— start of Items —
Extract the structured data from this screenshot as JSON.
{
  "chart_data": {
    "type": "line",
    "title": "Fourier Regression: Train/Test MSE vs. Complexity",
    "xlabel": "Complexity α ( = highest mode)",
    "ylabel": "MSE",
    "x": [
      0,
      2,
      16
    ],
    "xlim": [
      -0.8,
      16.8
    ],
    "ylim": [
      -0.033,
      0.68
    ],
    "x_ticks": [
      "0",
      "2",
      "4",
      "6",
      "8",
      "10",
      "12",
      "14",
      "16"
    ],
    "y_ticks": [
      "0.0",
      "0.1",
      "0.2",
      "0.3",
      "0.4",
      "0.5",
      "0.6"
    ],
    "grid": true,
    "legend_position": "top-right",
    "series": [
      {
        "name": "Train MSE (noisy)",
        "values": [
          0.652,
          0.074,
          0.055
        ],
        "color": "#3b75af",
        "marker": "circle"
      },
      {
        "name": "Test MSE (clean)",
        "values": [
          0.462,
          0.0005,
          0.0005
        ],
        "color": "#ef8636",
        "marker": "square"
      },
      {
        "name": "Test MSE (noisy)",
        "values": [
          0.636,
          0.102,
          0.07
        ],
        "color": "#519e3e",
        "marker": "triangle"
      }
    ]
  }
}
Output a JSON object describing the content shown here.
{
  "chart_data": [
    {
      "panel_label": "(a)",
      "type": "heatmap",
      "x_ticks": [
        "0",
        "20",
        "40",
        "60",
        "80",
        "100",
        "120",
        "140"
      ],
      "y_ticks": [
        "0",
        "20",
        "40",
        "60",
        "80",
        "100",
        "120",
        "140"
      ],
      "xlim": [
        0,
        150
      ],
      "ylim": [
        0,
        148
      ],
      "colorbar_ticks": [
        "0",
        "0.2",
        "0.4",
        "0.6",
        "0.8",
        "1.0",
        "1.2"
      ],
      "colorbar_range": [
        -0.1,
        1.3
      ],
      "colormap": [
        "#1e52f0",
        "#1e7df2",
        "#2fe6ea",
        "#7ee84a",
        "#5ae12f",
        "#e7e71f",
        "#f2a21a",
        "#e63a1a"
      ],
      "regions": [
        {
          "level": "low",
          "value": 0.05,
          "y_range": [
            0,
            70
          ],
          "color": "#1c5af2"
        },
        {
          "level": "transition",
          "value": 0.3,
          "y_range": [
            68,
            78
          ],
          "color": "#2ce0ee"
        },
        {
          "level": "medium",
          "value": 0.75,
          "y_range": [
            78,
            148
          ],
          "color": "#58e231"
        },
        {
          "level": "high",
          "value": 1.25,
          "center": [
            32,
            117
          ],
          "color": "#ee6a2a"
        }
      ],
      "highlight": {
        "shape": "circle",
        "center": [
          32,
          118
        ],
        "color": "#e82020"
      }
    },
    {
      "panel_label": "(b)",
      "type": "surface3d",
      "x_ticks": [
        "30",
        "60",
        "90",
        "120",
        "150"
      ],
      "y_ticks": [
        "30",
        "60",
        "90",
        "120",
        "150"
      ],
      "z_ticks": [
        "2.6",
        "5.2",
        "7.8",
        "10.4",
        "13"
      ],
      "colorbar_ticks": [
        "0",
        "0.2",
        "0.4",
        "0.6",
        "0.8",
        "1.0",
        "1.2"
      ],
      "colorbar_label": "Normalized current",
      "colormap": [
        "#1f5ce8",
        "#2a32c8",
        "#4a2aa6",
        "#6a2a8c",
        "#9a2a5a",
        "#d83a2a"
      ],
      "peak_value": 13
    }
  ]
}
— end of Items —
### Required task
Search the lines for "name". Copy each line that has it.

### The solution
        "name": "Train MSE (noisy)",
        "name": "Test MSE (clean)",
        "name": "Test MSE (noisy)",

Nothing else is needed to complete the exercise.